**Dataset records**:

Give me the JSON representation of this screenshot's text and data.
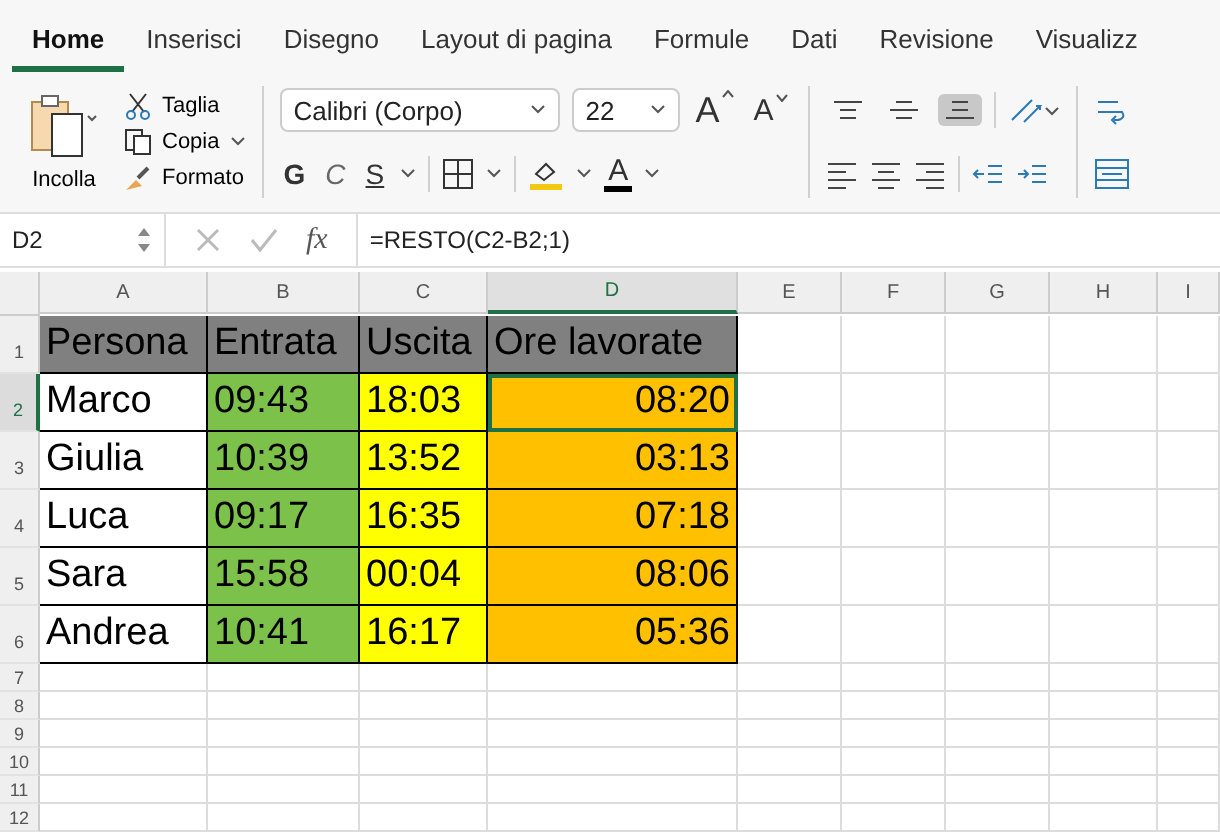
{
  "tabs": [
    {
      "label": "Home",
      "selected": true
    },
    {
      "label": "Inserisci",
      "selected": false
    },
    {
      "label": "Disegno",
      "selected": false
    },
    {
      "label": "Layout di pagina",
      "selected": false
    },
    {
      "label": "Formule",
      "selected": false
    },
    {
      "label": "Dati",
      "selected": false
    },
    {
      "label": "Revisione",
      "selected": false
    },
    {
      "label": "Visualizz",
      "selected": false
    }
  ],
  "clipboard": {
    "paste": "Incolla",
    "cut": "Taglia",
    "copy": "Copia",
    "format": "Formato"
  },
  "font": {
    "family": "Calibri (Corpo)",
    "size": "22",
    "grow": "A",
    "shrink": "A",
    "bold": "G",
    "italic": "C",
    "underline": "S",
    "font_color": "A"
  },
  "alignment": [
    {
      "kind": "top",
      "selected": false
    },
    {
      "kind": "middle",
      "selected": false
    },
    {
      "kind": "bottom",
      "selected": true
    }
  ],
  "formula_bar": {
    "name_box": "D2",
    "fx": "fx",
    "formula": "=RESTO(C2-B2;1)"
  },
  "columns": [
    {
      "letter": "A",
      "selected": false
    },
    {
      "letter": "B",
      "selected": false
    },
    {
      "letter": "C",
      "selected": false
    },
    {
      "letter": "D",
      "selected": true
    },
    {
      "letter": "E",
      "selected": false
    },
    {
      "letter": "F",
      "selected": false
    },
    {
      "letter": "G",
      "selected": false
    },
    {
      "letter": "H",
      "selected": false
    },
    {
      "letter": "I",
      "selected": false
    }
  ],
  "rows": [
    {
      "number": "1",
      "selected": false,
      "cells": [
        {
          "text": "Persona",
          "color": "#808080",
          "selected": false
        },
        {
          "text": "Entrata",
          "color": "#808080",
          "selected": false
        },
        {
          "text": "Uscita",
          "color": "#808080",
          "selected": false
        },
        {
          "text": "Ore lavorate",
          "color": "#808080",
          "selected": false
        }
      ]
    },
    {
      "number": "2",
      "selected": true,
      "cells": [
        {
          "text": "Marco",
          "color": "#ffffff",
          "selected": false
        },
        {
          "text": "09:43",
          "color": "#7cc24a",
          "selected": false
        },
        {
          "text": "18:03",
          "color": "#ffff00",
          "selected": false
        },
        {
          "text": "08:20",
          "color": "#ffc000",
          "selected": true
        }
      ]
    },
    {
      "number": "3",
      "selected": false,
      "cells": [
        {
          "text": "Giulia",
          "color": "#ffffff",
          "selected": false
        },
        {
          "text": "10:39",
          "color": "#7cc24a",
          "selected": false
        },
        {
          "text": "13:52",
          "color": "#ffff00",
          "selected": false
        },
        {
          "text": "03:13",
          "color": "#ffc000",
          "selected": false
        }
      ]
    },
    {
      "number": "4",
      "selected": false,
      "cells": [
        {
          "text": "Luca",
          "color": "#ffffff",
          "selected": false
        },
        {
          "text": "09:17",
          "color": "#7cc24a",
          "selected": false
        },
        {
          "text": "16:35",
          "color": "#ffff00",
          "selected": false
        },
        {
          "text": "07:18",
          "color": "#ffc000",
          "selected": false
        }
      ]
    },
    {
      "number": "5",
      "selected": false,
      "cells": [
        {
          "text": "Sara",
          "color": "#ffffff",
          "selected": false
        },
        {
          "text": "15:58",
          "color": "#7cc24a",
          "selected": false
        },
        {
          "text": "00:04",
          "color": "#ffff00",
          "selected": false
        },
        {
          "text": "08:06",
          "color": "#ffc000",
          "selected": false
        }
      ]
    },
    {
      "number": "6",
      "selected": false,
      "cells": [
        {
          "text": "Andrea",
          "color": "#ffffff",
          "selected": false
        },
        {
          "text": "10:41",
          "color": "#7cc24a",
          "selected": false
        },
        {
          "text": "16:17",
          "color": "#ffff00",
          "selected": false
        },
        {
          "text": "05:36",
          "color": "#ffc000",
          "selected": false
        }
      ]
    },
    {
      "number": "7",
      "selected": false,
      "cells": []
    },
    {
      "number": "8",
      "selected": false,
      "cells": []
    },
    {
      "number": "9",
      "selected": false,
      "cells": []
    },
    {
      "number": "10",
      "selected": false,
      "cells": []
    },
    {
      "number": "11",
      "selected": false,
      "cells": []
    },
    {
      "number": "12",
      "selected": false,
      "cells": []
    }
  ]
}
---
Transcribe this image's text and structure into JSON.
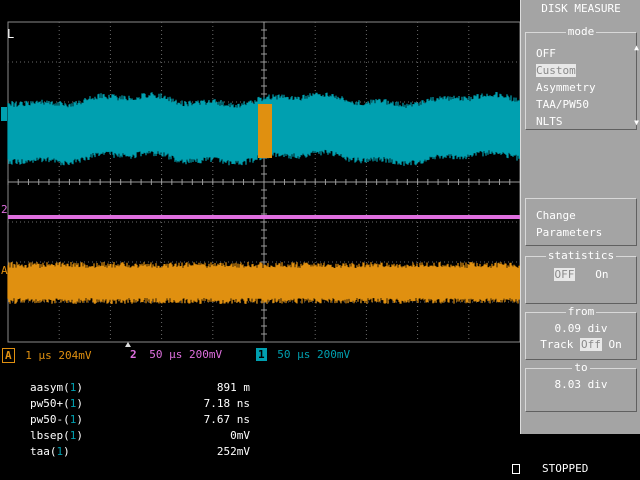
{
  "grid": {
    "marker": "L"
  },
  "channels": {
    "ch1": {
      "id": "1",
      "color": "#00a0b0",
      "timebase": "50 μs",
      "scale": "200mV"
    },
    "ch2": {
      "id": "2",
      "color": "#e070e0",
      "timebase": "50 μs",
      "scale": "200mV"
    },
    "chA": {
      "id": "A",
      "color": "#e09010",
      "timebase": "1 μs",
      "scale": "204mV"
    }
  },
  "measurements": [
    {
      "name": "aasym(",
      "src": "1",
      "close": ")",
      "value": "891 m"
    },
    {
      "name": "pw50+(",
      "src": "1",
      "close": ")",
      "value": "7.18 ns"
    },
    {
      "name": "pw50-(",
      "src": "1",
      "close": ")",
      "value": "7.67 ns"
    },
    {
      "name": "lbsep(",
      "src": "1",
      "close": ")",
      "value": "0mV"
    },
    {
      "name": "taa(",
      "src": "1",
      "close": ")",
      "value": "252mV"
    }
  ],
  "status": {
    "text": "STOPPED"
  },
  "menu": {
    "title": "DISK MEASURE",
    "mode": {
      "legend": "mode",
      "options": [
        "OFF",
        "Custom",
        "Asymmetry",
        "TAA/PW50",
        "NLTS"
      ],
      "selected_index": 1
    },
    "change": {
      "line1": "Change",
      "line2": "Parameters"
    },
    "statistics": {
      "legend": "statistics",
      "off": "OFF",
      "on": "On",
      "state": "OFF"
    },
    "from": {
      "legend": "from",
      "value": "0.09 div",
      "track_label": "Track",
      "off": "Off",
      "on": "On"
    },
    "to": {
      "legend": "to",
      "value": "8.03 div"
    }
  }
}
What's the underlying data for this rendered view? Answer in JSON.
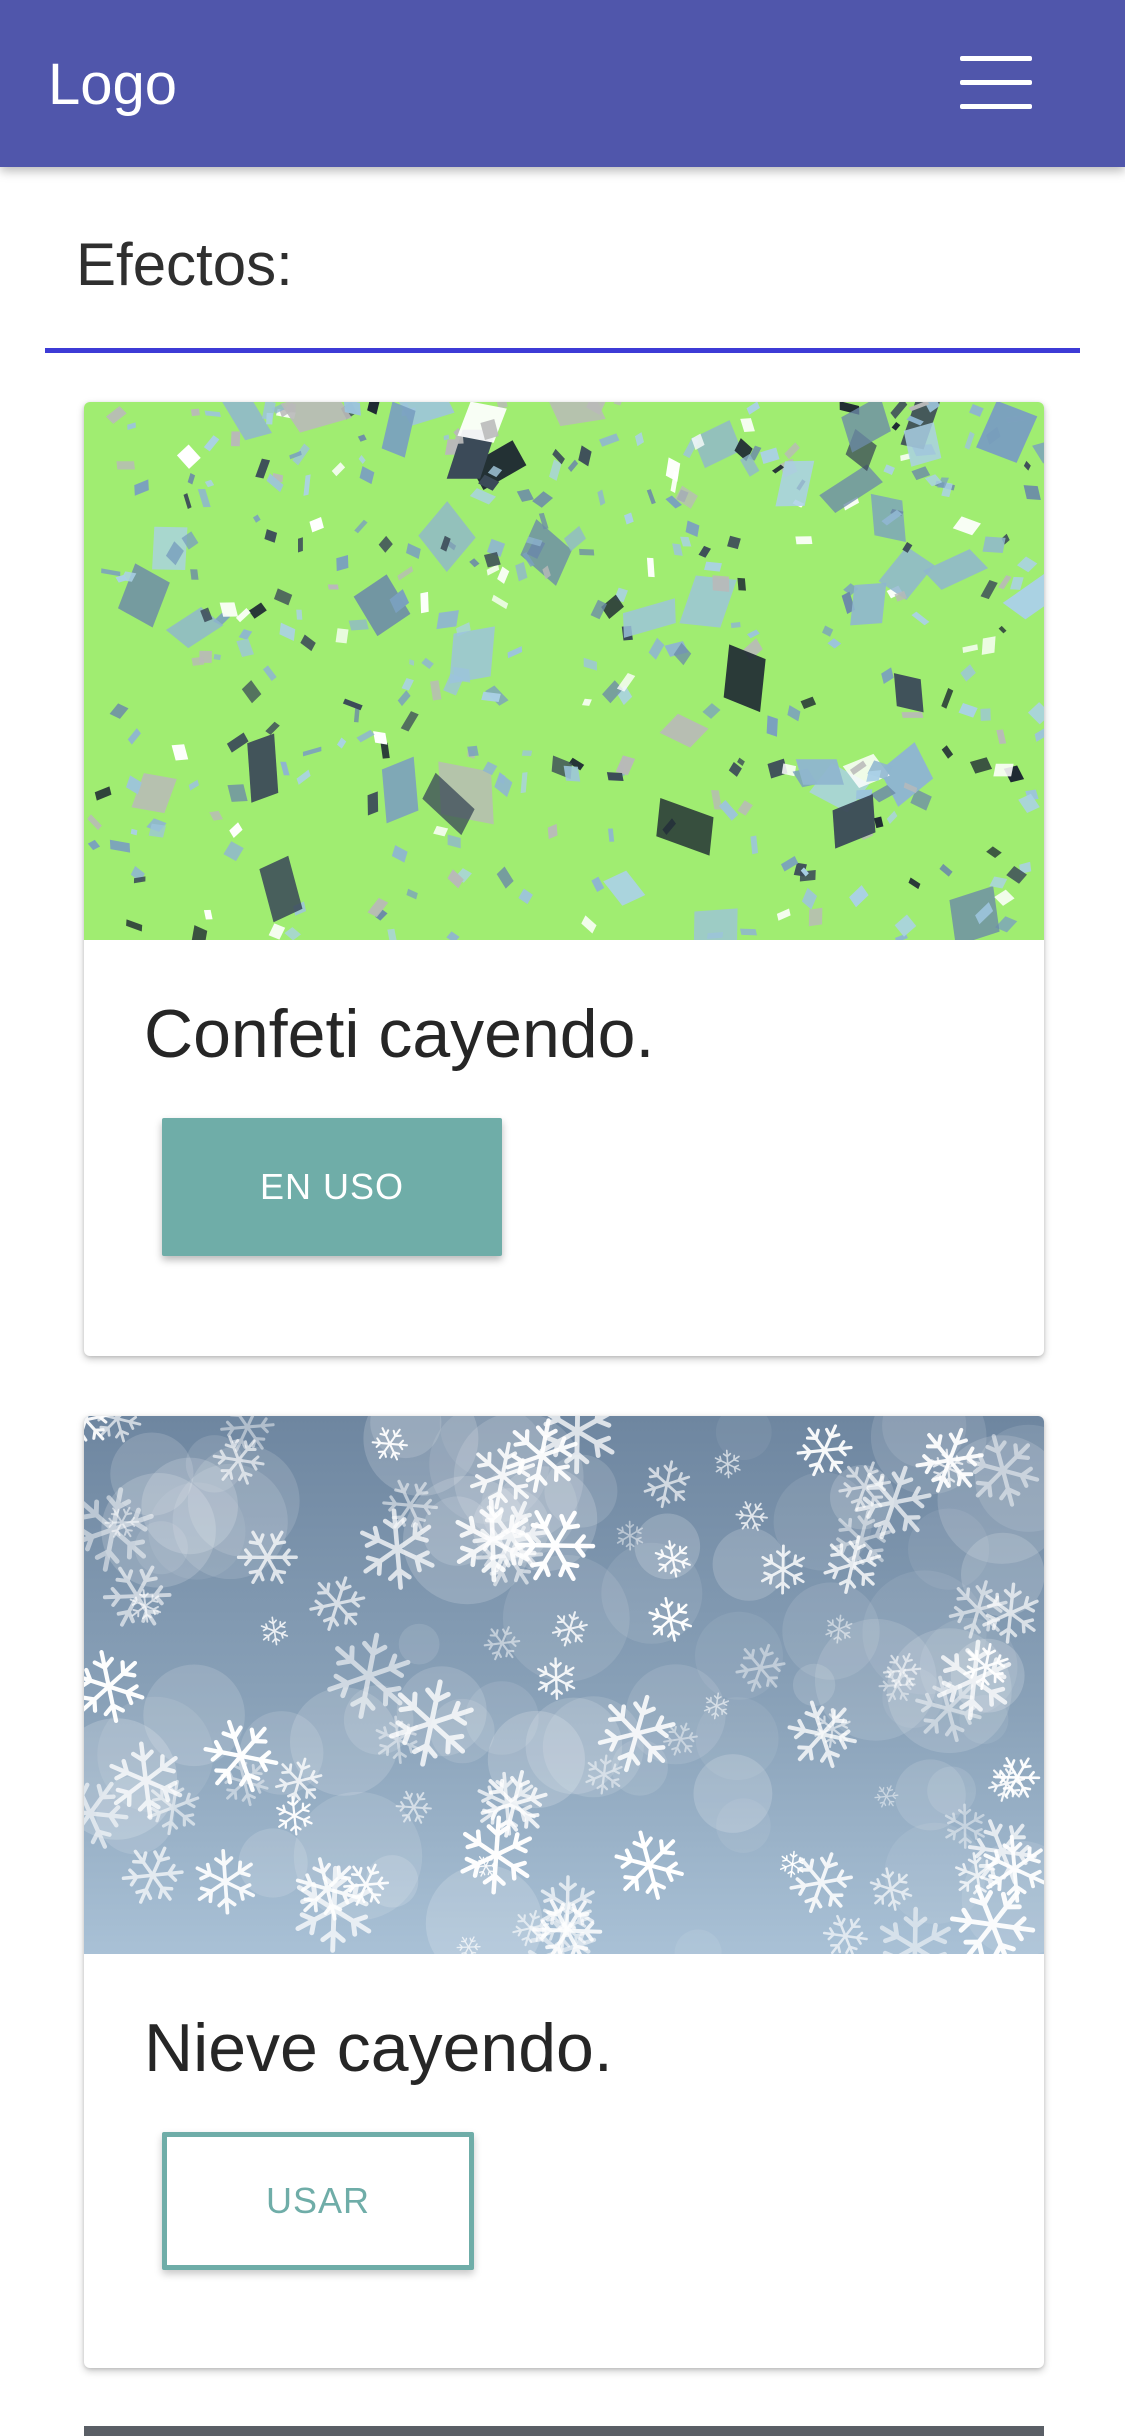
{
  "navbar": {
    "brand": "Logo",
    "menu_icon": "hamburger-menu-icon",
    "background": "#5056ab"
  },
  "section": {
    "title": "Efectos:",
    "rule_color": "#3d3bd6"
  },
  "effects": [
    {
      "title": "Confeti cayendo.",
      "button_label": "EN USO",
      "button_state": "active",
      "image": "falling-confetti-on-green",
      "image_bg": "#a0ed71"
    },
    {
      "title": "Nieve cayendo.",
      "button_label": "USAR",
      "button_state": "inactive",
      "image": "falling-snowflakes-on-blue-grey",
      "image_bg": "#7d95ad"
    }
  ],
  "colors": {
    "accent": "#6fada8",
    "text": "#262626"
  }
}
==
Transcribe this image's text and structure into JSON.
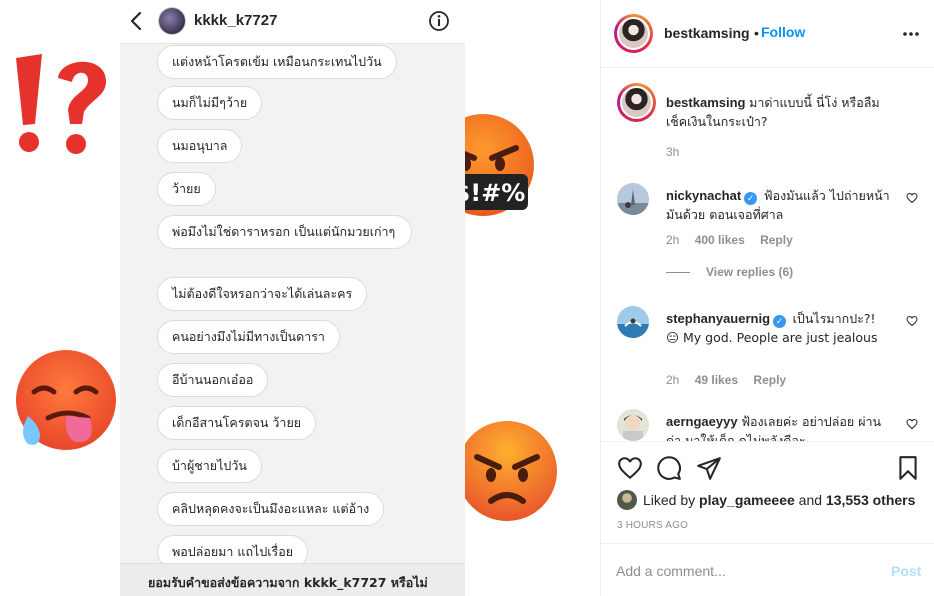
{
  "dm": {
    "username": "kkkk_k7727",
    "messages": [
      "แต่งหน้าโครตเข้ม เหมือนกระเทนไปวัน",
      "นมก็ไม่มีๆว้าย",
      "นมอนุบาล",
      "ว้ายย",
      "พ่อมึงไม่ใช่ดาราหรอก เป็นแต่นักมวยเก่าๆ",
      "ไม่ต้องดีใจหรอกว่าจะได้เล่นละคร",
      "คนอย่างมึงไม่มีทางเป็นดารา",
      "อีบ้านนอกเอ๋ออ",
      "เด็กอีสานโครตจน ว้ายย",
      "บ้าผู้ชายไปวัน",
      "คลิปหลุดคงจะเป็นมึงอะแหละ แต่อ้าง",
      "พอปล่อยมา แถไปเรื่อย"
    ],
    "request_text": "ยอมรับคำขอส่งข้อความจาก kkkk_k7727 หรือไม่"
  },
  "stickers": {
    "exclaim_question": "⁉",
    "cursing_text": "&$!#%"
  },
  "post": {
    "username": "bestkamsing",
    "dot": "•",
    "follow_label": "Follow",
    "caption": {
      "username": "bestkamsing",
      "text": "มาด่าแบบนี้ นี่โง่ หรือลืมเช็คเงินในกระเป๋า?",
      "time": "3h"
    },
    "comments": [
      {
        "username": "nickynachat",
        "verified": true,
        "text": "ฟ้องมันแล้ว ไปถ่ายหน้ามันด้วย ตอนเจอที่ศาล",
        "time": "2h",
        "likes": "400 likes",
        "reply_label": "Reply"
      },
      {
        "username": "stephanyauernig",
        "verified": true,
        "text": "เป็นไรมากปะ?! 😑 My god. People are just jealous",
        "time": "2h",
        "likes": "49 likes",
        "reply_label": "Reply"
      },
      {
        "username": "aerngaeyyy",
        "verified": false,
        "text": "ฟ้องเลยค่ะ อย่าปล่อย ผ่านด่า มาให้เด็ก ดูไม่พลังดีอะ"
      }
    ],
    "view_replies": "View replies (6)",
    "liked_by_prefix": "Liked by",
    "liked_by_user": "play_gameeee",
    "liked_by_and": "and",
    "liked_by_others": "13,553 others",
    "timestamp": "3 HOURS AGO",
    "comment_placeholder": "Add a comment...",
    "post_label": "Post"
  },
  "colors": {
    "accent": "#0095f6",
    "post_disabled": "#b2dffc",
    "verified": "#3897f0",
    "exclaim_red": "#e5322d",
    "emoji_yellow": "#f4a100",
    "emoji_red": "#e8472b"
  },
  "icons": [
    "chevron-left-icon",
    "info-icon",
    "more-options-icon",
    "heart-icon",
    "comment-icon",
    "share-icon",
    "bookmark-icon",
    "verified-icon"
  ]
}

**INSTRUCTIONS TO FOLLOW**: Read the entries and pick out all lines that include the word "verified".

**RESPONSE**:
        "verified": true,
        "verified": true,
        "verified": false,
    "verified": "#3897f0",
    "verified-icon"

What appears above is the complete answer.